▶ Data for the task

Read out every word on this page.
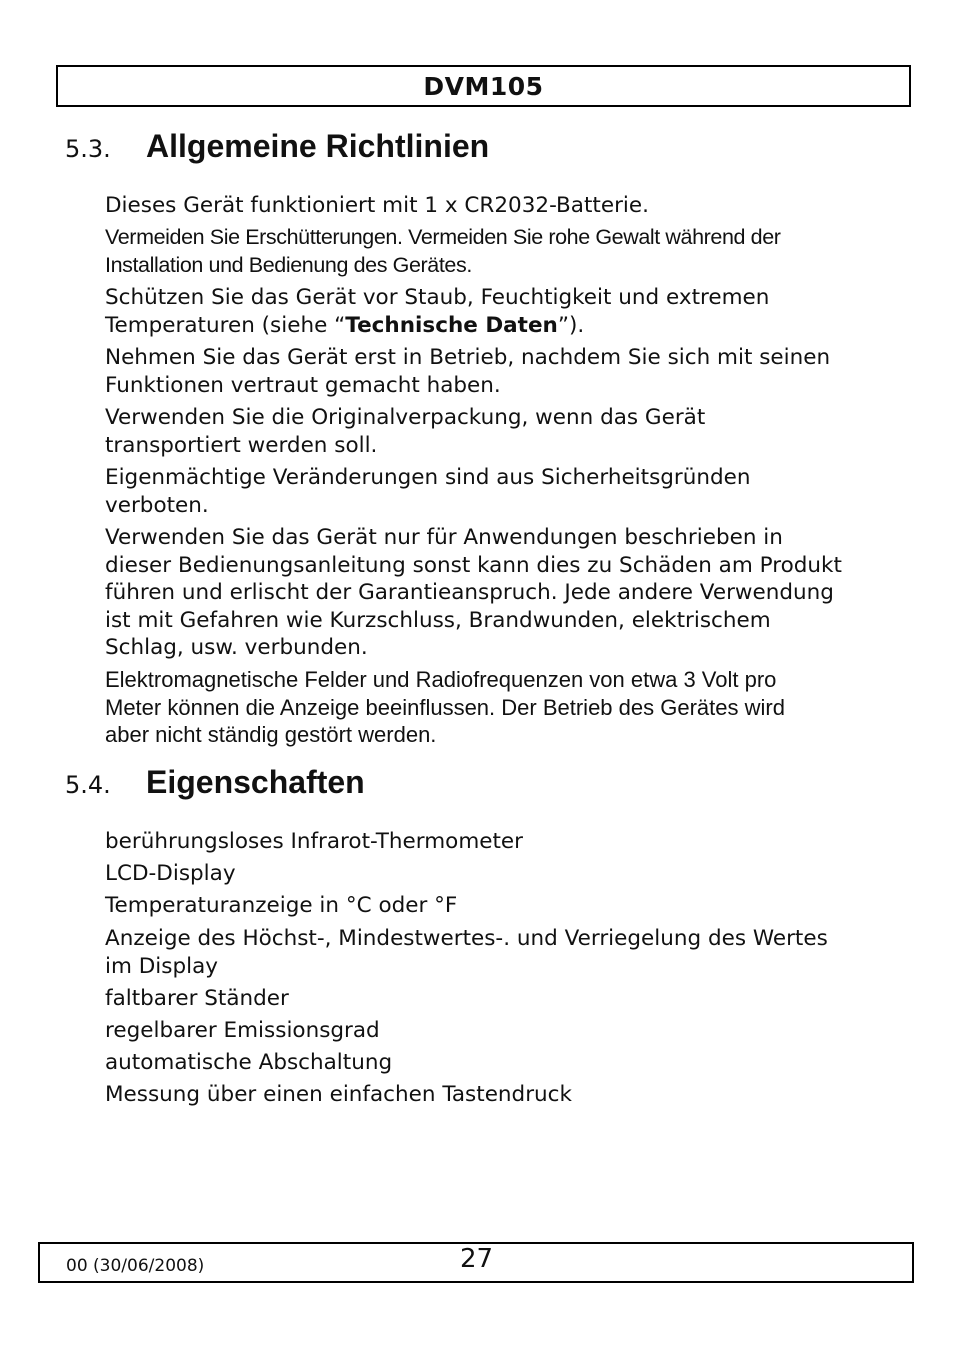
DVM105
5.3.	Allgemeine Richtlinien

Dieses Gerät funktioniert mit 1 x CR2032-Batterie.

Vermeiden Sie Erschütterungen. Vermeiden Sie rohe Gewalt während der
Installation und Bedienung des Gerätes.

Schützen Sie das Gerät vor Staub, Feuchtigkeit und extremen
Temperaturen (siehe “Technische Daten”).

Nehmen Sie das Gerät erst in Betrieb, nachdem Sie sich mit seinen
Funktionen vertraut gemacht haben.

Verwenden Sie die Originalverpackung, wenn das Gerät
transportiert werden soll.

Eigenmächtige Veränderungen sind aus Sicherheitsgründen
verboten.

Verwenden Sie das Gerät nur für Anwendungen beschrieben in
dieser Bedienungsanleitung sonst kann dies zu Schäden am Produkt
führen und erlischt der Garantieanspruch. Jede andere Verwendung
ist mit Gefahren wie Kurzschluss, Brandwunden, elektrischem
Schlag, usw. verbunden.

Elektromagnetische Felder und Radiofrequenzen von etwa 3 Volt pro
Meter können die Anzeige beeinflussen. Der Betrieb des Gerätes wird
aber nicht ständig gestört werden.

5.4.	Eigenschaften

berührungsloses Infrarot-Thermometer

LCD-Display

Temperaturanzeige in °C oder °F

Anzeige des Höchst-, Mindestwertes-. und Verriegelung des Wertes
im Display

faltbarer Ständer

regelbarer Emissionsgrad

automatische Abschaltung

Messung über einen einfachen Tastendruck

00 (30/06/2008)	27
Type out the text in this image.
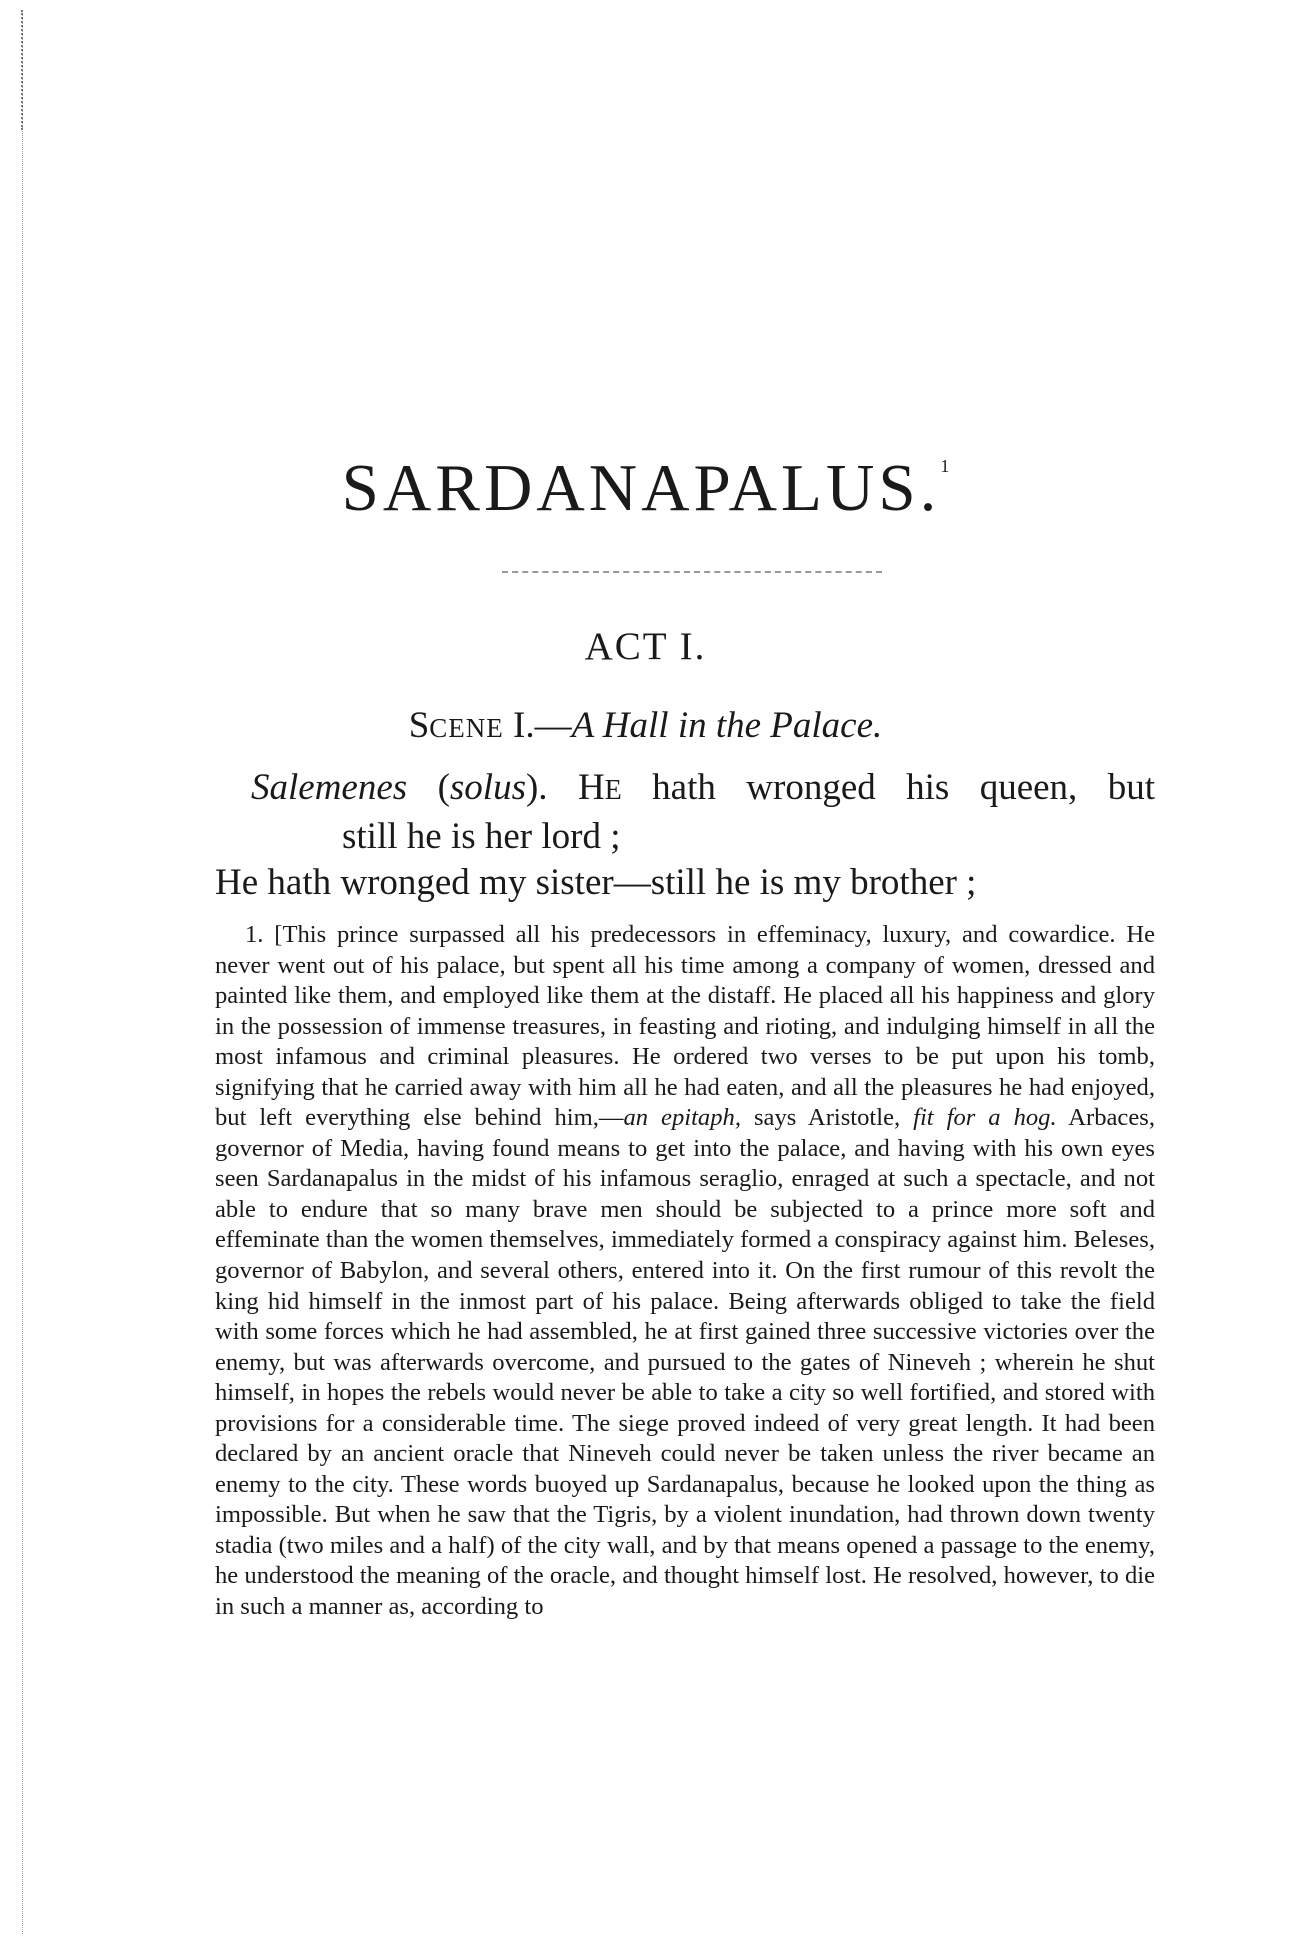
SARDANAPALUS.$^1$
ACT I.
SCENE I.—A Hall in the Palace.
Salemenes (solus). HE hath wronged his queen, but
still he is her lord ;
He hath wronged my sister—still he is my brother ;
1. [This prince surpassed all his predecessors in effeminacy, luxury, and cowardice. He never went out of his palace, but spent all his time among a company of women, dressed and painted like them, and employed like them at the distaff. He placed all his happiness and glory in the possession of immense treasures, in feasting and rioting, and indulging himself in all the most infamous and criminal pleasures. He ordered two verses to be put upon his tomb, signifying that he carried away with him all he had eaten, and all the pleasures he had enjoyed, but left everything else behind him,—an epitaph, says Aristotle, fit for a hog. Arbaces, governor of Media, having found means to get into the palace, and having with his own eyes seen Sardanapalus in the midst of his infamous seraglio, enraged at such a spectacle, and not able to endure that so many brave men should be subjected to a prince more soft and effeminate than the women themselves, immediately formed a conspiracy against him. Beleses, governor of Babylon, and several others, entered into it. On the first rumour of this revolt the king hid himself in the inmost part of his palace. Being afterwards obliged to take the field with some forces which he had assembled, he at first gained three successive victories over the enemy, but was afterwards overcome, and pursued to the gates of Nineveh ; wherein he shut himself, in hopes the rebels would never be able to take a city so well fortified, and stored with provisions for a considerable time. The siege proved indeed of very great length. It had been declared by an ancient oracle that Nineveh could never be taken unless the river became an enemy to the city. These words buoyed up Sardanapalus, because he looked upon the thing as impossible. But when he saw that the Tigris, by a violent inundation, had thrown down twenty stadia (two miles and a half) of the city wall, and by that means opened a passage to the enemy, he understood the meaning of the oracle, and thought himself lost. He resolved, however, to die in such a manner as, according to
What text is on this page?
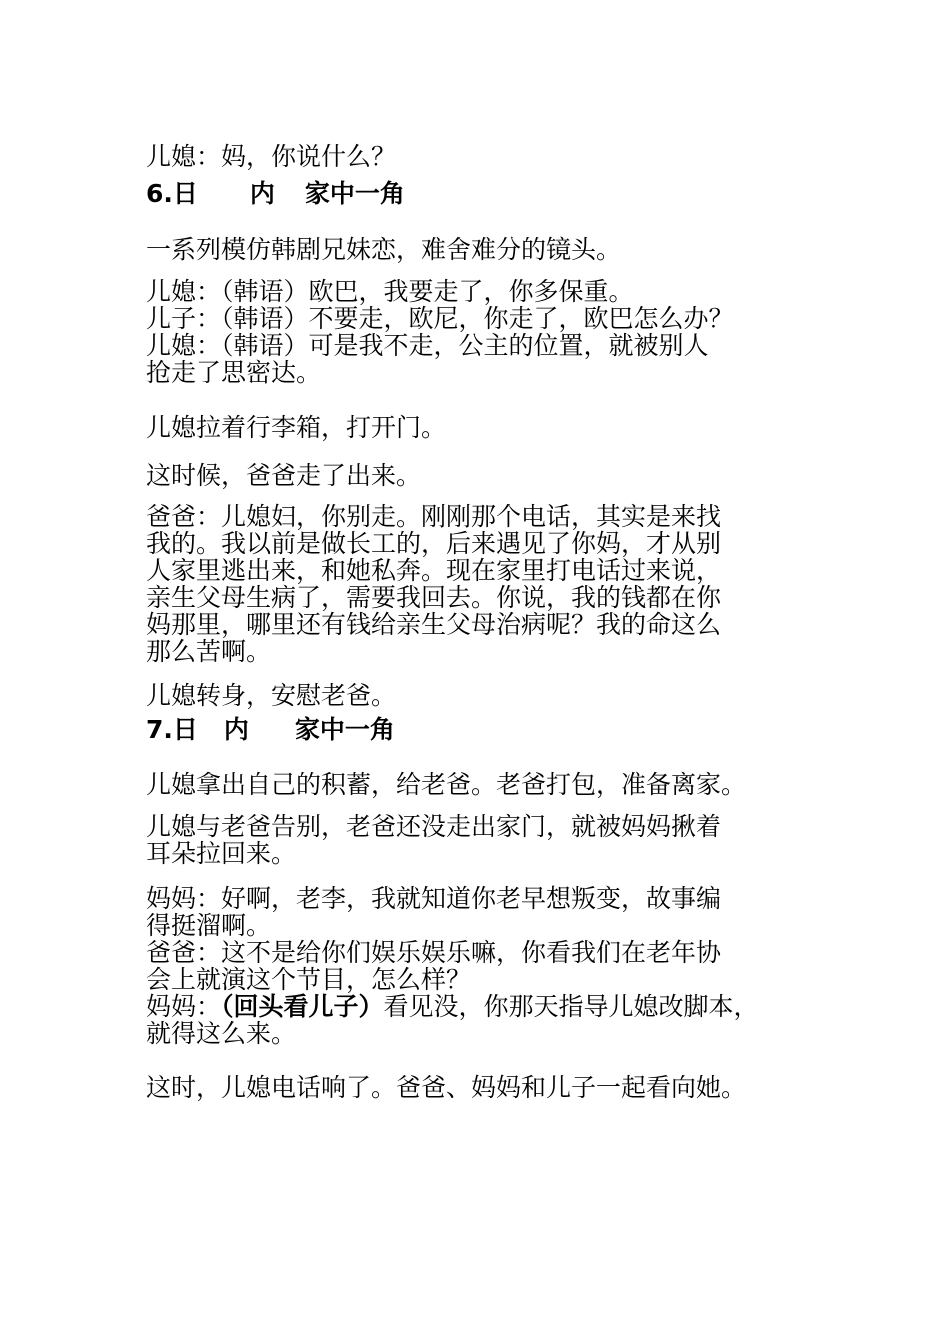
儿媳：妈，你说什么？
6.日 内 家中一角
一系列模仿韩剧兄妹恋，难舍难分的镜头。
儿媳：（韩语）欧巴，我要走了，你多保重。
儿子：（韩语）不要走，欧尼，你走了，欧巴怎么办？
儿媳：（韩语）可是我不走，公主的位置，就被别人
抢走了思密达。
儿媳拉着行李箱，打开门。
这时候，爸爸走了出来。
爸爸：儿媳妇，你别走。刚刚那个电话，其实是来找
我的。我以前是做长工的，后来遇见了你妈，才从别
人家里逃出来，和她私奔。现在家里打电话过来说，
亲生父母生病了，需要我回去。你说，我的钱都在你
妈那里，哪里还有钱给亲生父母治病呢？我的命这么
那么苦啊。
儿媳转身，安慰老爸。
7.日 内 家中一角
儿媳拿出自己的积蓄，给老爸。老爸打包，准备离家。
儿媳与老爸告别，老爸还没走出家门，就被妈妈揪着
耳朵拉回来。
妈妈：好啊，老李，我就知道你老早想叛变，故事编
得挺溜啊。
爸爸：这不是给你们娱乐娱乐嘛，你看我们在老年协
会上就演这个节目，怎么样？
妈妈：（回头看儿子）看见没，你那天指导儿媳改脚本，
就得这么来。
这时，儿媳电话响了。爸爸、妈妈和儿子一起看向她。
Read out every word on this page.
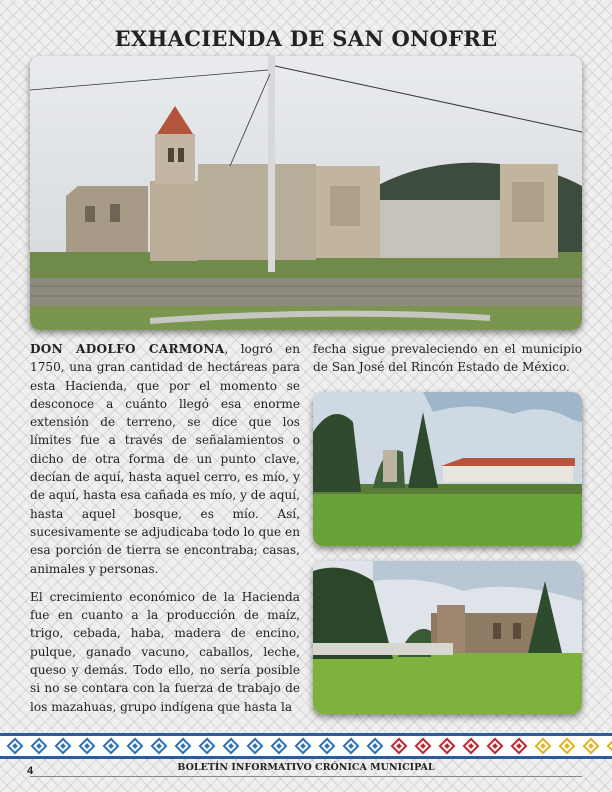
EXHACIENDA DE SAN ONOFRE

DON ADOLFO CARMONA, logró en 1750, una gran cantidad de hectáreas para esta Hacienda, que por el momento se desconoce a cuánto llegó esa enorme extensión de terreno, se dice que los límites fue a través de señalamientos o dicho de otra forma de un punto clave, decían de aquí, hasta aquel cerro, es mío, y de aquí, hasta esa cañada es mío, y de aquí, hasta aquel bosque, es mío. Así, sucesivamente se adjudicaba todo lo que en esa porción de tierra se encontraba; casas, animales y personas.

El crecimiento económico de la Hacienda fue en cuanto a la producción de maíz, trigo, cebada, haba, madera de encino, pulque, ganado vacuno, caballos, leche, queso y demás. Todo ello, no sería posible si no se contara con la fuerza de trabajo de los mazahuas, grupo indígena que hasta la

fecha sigue prevaleciendo en el municipio de San José del Rincón Estado de México.

4	BOLETÍN INFORMATIVO CRÓNICA MUNICIPAL
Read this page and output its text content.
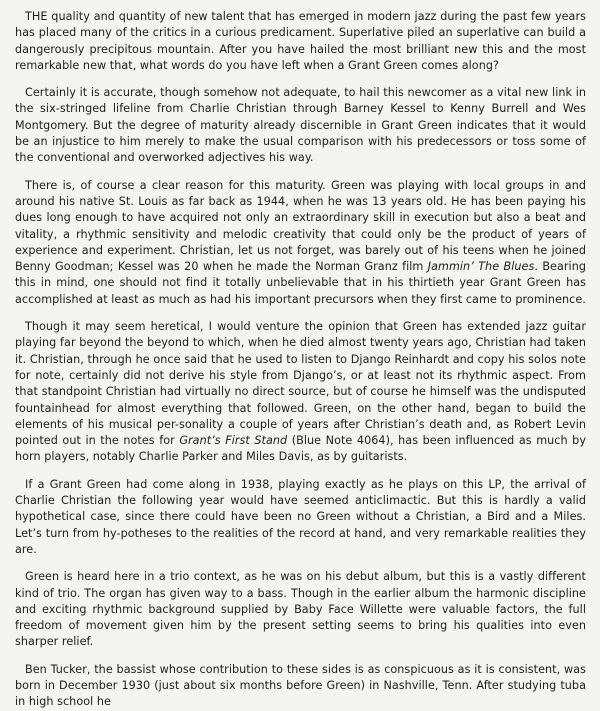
THE quality and quantity of new talent that has emerged in modern jazz during the past few years has placed many of the critics in a curious predicament. Superlative piled an superlative can build a dangerously precipitous mountain. After you have hailed the most brilliant new this and the most remarkable new that, what words do you have left when a Grant Green comes along?

Certainly it is accurate, though somehow not adequate, to hail this newcomer as a vital new link in the six-stringed lifeline from Charlie Christian through Barney Kessel to Kenny Burrell and Wes Montgomery. But the degree of maturity already discernible in Grant Green indicates that it would be an injustice to him merely to make the usual comparison with his predecessors or toss some of the conventional and overworked adjectives his way.

There is, of course a clear reason for this maturity. Green was playing with local groups in and around his native St. Louis as far back as 1944, when he was 13 years old. He has been paying his dues long enough to have acquired not only an extraordinary skill in execution but also a beat and vitality, a rhythmic sensitivity and melodic creativity that could only be the product of years of experience and experiment. Christian, let us not forget, was barely out of his teens when he joined Benny Goodman; Kessel was 20 when he made the Norman Granz film Jammin’ The Blues. Bearing this in mind, one should not find it totally unbelievable that in his thirtieth year Grant Green has accomplished at least as much as had his important precursors when they first came to prominence.

Though it may seem heretical, I would venture the opinion that Green has extended jazz guitar playing far beyond the beyond to which, when he died almost twenty years ago, Christian had taken it. Christian, through he once said that he used to listen to Django Reinhardt and copy his solos note for note, certainly did not derive his style from Django’s, or at least not its rhythmic aspect. From that standpoint Christian had virtually no direct source, but of course he himself was the undisputed fountainhead for almost everything that followed. Green, on the other hand, began to build the elements of his musical per-sonality a couple of years after Christian’s death and, as Robert Levin pointed out in the notes for Grant’s First Stand (Blue Note 4064), has been influenced as much by horn players, notably Charlie Parker and Miles Davis, as by guitarists.

If a Grant Green had come along in 1938, playing exactly as he plays on this LP, the arrival of Charlie Christian the following year would have seemed anticlimactic. But this is hardly a valid hypothetical case, since there could have been no Green without a Christian, a Bird and a Miles. Let’s turn from hy-potheses to the realities of the record at hand, and very remarkable realities they are.

Green is heard here in a trio context, as he was on his debut album, but this is a vastly different kind of trio. The organ has given way to a bass. Though in the earlier album the harmonic discipline and exciting rhythmic background supplied by Baby Face Willette were valuable factors, the full freedom of movement given him by the present setting seems to bring his qualities into even sharper relief.

Ben Tucker, the bassist whose contribution to these sides is as conspicuous as it is consistent, was born in December 1930 (just about six months before Green) in Nashville, Tenn. After studying tuba in high school he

▶ Given instruction
Search the listing for the word "maturity" and return each line that holds it.

▶ Result
Certainly it is accurate, though somehow not adequate, to hail this newcomer as a vital new link in the six-stringed lifeline from Charlie Christian through Barney Kessel to Kenny Burrell and Wes Montgomery. But the degree of maturity already discernible in Grant Green indicates that it would be an injustice to him merely to make the usual comparison with his predecessors or toss some of the conventional and overworked adjectives his way.
There is, of course a clear reason for this maturity. Green was playing with local groups in and around his native St. Louis as far back as 1944, when he was 13 years old. He has been paying his dues long enough to have acquired not only an extraordinary skill in execution but also a beat and vitality, a rhythmic sensitivity and melodic creativity that could only be the product of years of experience and experiment. Christian, let us not forget, was barely out of his teens when he joined Benny Goodman; Kessel was 20 when he made the Norman Granz film Jammin’ The Blues. Bearing this in mind, one should not find it totally unbelievable that in his thirtieth year Grant Green has accomplished at least as much as had his important precursors when they first came to prominence.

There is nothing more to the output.